■ **EXERCISE GOAL**
According to the blog entry headed "Days #22-26," in which room is the writer sitting?

■ **DOCUMENT SECTION**
● ● ●
Saturday, October 15, 2011

Days #22-26


I'm sitting here in my newly painted dining room. The sun is creeping up and light seeps in and around the transoms at the front of the house and through the interior window between the dining room and living room. This light makes little sparkly displays on glass, varnish, and plastic surfaces. The rug under my feet is warm and dry and quite lovely in the early gloom. My wife is at her laptop across from me and I take time to just look at her and feel grateful. I'm quite grateful and appreciative right now.

My coffee today is particularly tasty. Like it's just magnificent, robust, warm, and I can taste every gradation and subtlety. I take my time with it.
● ● ●
■ **ENTRIES PROVIDED**
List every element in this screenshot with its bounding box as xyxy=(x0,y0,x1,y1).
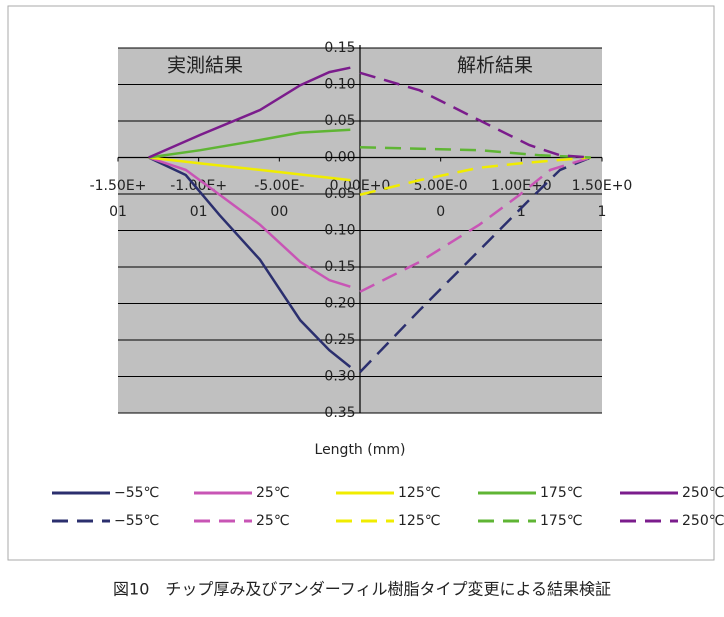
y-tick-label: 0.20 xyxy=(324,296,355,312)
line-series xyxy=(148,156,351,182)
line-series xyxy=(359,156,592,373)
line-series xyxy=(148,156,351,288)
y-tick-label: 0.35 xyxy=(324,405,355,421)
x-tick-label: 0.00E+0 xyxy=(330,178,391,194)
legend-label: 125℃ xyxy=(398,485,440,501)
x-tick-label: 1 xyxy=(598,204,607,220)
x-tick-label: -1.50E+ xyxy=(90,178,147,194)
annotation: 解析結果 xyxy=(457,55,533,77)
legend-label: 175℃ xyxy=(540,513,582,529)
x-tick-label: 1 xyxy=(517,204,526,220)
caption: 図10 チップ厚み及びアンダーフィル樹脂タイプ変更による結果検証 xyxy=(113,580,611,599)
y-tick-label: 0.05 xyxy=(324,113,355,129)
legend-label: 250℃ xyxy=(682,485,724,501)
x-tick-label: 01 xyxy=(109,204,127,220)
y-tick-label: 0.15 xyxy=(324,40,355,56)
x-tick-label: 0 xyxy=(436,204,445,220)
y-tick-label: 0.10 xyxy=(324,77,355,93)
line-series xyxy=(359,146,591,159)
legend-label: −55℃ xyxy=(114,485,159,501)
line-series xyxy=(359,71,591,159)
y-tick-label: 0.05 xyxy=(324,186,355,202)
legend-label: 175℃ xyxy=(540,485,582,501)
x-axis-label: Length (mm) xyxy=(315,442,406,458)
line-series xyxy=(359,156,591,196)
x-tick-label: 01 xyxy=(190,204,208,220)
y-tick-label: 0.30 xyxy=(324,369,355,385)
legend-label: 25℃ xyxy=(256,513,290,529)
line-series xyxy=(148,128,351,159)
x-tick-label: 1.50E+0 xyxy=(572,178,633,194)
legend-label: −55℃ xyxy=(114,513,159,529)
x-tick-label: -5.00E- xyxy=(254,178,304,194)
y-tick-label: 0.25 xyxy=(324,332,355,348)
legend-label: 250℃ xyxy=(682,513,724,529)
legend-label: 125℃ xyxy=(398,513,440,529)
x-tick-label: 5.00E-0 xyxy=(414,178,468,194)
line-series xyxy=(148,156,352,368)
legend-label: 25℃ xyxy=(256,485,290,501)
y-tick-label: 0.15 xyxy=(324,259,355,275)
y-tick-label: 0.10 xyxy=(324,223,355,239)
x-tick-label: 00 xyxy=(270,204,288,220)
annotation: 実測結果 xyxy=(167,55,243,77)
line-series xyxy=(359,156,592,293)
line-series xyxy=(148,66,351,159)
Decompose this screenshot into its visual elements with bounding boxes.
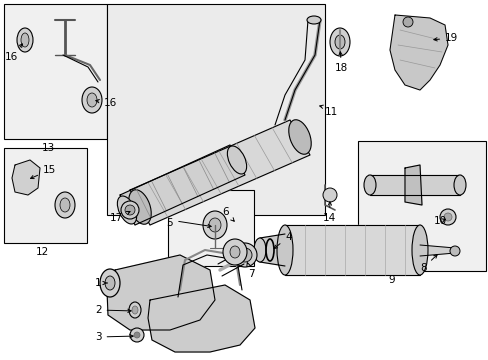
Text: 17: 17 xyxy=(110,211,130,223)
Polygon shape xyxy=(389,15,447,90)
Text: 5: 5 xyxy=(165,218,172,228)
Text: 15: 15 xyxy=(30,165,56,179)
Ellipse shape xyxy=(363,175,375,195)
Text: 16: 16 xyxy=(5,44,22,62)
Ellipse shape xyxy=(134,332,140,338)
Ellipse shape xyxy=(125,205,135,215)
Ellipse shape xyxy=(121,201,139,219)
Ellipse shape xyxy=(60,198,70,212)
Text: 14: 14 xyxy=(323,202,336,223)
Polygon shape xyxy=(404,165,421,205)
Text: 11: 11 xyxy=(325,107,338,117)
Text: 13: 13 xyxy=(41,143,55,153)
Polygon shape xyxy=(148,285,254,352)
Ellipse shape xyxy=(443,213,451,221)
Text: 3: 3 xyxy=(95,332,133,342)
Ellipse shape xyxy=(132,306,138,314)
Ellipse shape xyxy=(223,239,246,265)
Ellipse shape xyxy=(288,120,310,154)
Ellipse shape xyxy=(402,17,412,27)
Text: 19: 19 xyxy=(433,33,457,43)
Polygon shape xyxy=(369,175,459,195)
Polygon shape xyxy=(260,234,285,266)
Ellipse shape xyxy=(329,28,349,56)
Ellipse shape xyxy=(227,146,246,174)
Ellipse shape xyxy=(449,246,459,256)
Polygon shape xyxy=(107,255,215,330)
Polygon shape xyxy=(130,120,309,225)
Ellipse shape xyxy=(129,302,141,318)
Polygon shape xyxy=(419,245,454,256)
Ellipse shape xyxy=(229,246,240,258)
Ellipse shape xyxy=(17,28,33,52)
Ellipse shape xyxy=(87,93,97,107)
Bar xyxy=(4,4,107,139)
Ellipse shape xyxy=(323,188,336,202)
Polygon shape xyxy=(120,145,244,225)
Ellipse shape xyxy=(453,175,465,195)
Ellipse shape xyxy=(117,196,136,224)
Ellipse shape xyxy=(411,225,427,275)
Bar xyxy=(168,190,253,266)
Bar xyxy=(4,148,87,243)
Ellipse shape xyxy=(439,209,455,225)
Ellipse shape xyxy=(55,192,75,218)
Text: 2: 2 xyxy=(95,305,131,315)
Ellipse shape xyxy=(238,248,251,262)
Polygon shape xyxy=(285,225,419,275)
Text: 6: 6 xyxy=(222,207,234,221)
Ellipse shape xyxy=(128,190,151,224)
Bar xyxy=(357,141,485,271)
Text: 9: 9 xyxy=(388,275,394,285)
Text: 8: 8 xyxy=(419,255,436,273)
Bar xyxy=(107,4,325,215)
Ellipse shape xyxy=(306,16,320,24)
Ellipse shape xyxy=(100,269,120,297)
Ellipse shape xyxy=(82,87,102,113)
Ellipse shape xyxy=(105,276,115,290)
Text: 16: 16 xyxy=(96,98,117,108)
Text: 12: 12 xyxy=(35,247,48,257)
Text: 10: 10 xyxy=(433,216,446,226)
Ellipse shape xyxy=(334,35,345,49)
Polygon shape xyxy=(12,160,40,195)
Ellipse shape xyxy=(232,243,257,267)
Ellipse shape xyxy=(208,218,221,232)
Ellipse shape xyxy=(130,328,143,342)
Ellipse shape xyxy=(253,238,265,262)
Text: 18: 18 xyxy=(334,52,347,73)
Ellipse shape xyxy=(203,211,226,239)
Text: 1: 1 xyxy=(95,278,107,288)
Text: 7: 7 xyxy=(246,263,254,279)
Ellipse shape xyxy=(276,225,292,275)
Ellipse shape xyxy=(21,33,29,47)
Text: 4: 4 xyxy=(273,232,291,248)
● ● ●
■ **COMPLETE OUTPUT**
The writer is sitting in the newly painted dining room.